[Dataset entries]
***

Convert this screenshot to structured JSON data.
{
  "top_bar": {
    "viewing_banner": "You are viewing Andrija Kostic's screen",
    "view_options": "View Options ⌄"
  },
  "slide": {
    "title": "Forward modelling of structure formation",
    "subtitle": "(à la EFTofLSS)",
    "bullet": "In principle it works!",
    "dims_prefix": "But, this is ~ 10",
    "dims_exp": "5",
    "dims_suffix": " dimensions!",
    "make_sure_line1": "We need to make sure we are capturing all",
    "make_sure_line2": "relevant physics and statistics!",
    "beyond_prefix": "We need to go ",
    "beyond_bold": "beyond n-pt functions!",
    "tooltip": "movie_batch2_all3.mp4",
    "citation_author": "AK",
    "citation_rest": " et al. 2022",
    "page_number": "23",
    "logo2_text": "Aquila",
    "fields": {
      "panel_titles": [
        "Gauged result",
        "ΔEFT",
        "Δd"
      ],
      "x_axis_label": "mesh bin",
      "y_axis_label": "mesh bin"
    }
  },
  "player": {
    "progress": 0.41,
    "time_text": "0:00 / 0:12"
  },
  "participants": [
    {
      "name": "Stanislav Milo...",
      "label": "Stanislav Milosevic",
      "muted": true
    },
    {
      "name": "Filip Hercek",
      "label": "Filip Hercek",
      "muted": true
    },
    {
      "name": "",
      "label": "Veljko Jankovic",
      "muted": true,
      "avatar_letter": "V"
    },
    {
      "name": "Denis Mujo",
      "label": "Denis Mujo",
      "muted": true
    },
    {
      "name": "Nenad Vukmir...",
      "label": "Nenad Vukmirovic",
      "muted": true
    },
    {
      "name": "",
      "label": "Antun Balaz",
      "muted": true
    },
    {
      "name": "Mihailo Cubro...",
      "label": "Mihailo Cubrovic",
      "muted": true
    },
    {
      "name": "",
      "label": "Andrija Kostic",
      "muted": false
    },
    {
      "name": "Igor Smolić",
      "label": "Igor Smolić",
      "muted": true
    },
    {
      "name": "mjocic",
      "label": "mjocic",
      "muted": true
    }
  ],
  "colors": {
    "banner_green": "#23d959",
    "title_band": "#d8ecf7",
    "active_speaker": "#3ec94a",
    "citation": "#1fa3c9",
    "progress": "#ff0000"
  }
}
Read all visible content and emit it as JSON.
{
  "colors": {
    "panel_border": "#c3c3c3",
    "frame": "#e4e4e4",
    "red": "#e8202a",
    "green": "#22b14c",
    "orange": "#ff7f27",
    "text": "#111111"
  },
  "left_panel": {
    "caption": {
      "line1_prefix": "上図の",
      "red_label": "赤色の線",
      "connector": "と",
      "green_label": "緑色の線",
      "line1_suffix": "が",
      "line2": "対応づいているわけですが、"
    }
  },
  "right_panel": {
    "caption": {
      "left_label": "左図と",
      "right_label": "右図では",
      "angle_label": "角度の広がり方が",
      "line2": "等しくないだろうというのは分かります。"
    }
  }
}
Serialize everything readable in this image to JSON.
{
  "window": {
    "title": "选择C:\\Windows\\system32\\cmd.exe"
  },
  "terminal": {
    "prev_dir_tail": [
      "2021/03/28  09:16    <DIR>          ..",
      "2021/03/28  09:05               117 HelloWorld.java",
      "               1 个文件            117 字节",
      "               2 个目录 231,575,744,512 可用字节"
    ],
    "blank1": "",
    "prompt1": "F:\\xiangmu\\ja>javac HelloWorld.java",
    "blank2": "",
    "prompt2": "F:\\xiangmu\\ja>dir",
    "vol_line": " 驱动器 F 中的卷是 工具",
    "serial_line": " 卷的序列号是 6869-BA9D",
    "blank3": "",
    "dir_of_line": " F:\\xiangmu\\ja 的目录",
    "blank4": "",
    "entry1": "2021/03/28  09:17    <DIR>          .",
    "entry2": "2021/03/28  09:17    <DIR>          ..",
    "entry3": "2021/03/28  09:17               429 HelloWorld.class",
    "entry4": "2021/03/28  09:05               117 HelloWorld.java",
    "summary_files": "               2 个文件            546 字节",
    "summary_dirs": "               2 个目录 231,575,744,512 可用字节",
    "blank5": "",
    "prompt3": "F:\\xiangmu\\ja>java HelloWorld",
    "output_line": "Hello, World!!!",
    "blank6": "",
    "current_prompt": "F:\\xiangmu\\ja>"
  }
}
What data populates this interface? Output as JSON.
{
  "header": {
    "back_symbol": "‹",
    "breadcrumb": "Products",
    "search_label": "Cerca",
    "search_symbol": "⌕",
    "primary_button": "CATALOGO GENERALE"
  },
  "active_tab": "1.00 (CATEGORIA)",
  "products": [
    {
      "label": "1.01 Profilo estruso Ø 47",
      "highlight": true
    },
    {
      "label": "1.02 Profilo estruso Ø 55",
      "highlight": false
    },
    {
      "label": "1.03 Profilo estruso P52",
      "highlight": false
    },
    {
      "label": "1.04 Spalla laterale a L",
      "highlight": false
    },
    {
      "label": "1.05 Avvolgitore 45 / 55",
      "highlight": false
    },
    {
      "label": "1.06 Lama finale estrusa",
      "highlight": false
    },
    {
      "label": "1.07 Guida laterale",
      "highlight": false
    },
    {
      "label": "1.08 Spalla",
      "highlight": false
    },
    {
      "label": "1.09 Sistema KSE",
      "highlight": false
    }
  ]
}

***

» WHAT IS EXPECTED
Write an exact transcription of every entry above.

» PROBLEM SOLUTION
Convert this screenshot to structured JSON data.
{
  "top_bar": {
    "viewing_banner": "You are viewing Andrija Kostic's screen",
    "view_options": "View Options ⌄"
  },
  "slide": {
    "title": "Forward modelling of structure formation",
    "subtitle": "(à la EFTofLSS)",
    "bullet": "In principle it works!",
    "dims_prefix": "But, this is ~ 10",
    "dims_exp": "5",
    "dims_suffix": " dimensions!",
    "make_sure_line1": "We need to make sure we are capturing all",
    "make_sure_line2": "relevant physics and statistics!",
    "beyond_prefix": "We need to go ",
    "beyond_bold": "beyond n-pt functions!",
    "tooltip": "movie_batch2_all3.mp4",
    "citation_author": "AK",
    "citation_rest": " et al. 2022",
    "page_number": "23",
    "logo2_text": "Aquila",
    "fields": {
      "panel_titles": [
        "Gauged result",
        "ΔEFT",
        "Δd"
      ],
      "x_axis_label": "mesh bin",
      "y_axis_label": "mesh bin"
    }
  },
  "player": {
    "progress": 0.41,
    "time_text": "0:00 / 0:12"
  },
  "participants": [
    {
      "name": "Stanislav Milo...",
      "label": "Stanislav Milosevic",
      "muted": true
    },
    {
      "name": "Filip Hercek",
      "label": "Filip Hercek",
      "muted": true
    },
    {
      "name": "",
      "label": "Veljko Jankovic",
      "muted": true,
      "avatar_letter": "V"
    },
    {
      "name": "Denis Mujo",
      "label": "Denis Mujo",
      "muted": true
    },
    {
      "name": "Nenad Vukmir...",
      "label": "Nenad Vukmirovic",
      "muted": true
    },
    {
      "name": "",
      "label": "Antun Balaz",
      "muted": true
    },
    {
      "name": "Mihailo Cubro...",
      "label": "Mihailo Cubrovic",
      "muted": true
    },
    {
      "name": "",
      "label": "Andrija Kostic",
      "muted": false
    },
    {
      "name": "Igor Smolić",
      "label": "Igor Smolić",
      "muted": true
    },
    {
      "name": "mjocic",
      "label": "mjocic",
      "muted": true
    }
  ],
  "colors": {
    "banner_green": "#23d959",
    "title_band": "#d8ecf7",
    "active_speaker": "#3ec94a",
    "citation": "#1fa3c9",
    "progress": "#ff0000"
  }
}
Read all visible content and emit it as JSON.
{
  "colors": {
    "panel_border": "#c3c3c3",
    "frame": "#e4e4e4",
    "red": "#e8202a",
    "green": "#22b14c",
    "orange": "#ff7f27",
    "text": "#111111"
  },
  "left_panel": {
    "caption": {
      "line1_prefix": "上図の",
      "red_label": "赤色の線",
      "connector": "と",
      "green_label": "緑色の線",
      "line1_suffix": "が",
      "line2": "対応づいているわけですが、"
    }
  },
  "right_panel": {
    "caption": {
      "left_label": "左図と",
      "right_label": "右図では",
      "angle_label": "角度の広がり方が",
      "line2": "等しくないだろうというのは分かります。"
    }
  }
}
Serialize everything readable in this image to JSON.
{
  "window": {
    "title": "选择C:\\Windows\\system32\\cmd.exe"
  },
  "terminal": {
    "prev_dir_tail": [
      "2021/03/28  09:16    <DIR>          ..",
      "2021/03/28  09:05               117 HelloWorld.java",
      "               1 个文件            117 字节",
      "               2 个目录 231,575,744,512 可用字节"
    ],
    "blank1": "",
    "prompt1": "F:\\xiangmu\\ja>javac HelloWorld.java",
    "blank2": "",
    "prompt2": "F:\\xiangmu\\ja>dir",
    "vol_line": " 驱动器 F 中的卷是 工具",
    "serial_line": " 卷的序列号是 6869-BA9D",
    "blank3": "",
    "dir_of_line": " F:\\xiangmu\\ja 的目录",
    "blank4": "",
    "entry1": "2021/03/28  09:17    <DIR>          .",
    "entry2": "2021/03/28  09:17    <DIR>          ..",
    "entry3": "2021/03/28  09:17               429 HelloWorld.class",
    "entry4": "2021/03/28  09:05               117 HelloWorld.java",
    "summary_files": "               2 个文件            546 字节",
    "summary_dirs": "               2 个目录 231,575,744,512 可用字节",
    "blank5": "",
    "prompt3": "F:\\xiangmu\\ja>java HelloWorld",
    "output_line": "Hello, World!!!",
    "blank6": "",
    "current_prompt": "F:\\xiangmu\\ja>"
  }
}
What data populates this interface? Output as JSON.
{
  "header": {
    "back_symbol": "‹",
    "breadcrumb": "Products",
    "search_label": "Cerca",
    "search_symbol": "⌕",
    "primary_button": "CATALOGO GENERALE"
  },
  "active_tab": "1.00 (CATEGORIA)",
  "products": [
    {
      "label": "1.01 Profilo estruso Ø 47",
      "highlight": true
    },
    {
      "label": "1.02 Profilo estruso Ø 55",
      "highlight": false
    },
    {
      "label": "1.03 Profilo estruso P52",
      "highlight": false
    },
    {
      "label": "1.04 Spalla laterale a L",
      "highlight": false
    },
    {
      "label": "1.05 Avvolgitore 45 / 55",
      "highlight": false
    },
    {
      "label": "1.06 Lama finale estrusa",
      "highlight": false
    },
    {
      "label": "1.07 Guida laterale",
      "highlight": false
    },
    {
      "label": "1.08 Spalla",
      "highlight": false
    },
    {
      "label": "1.09 Sistema KSE",
      "highlight": false
    }
  ]
}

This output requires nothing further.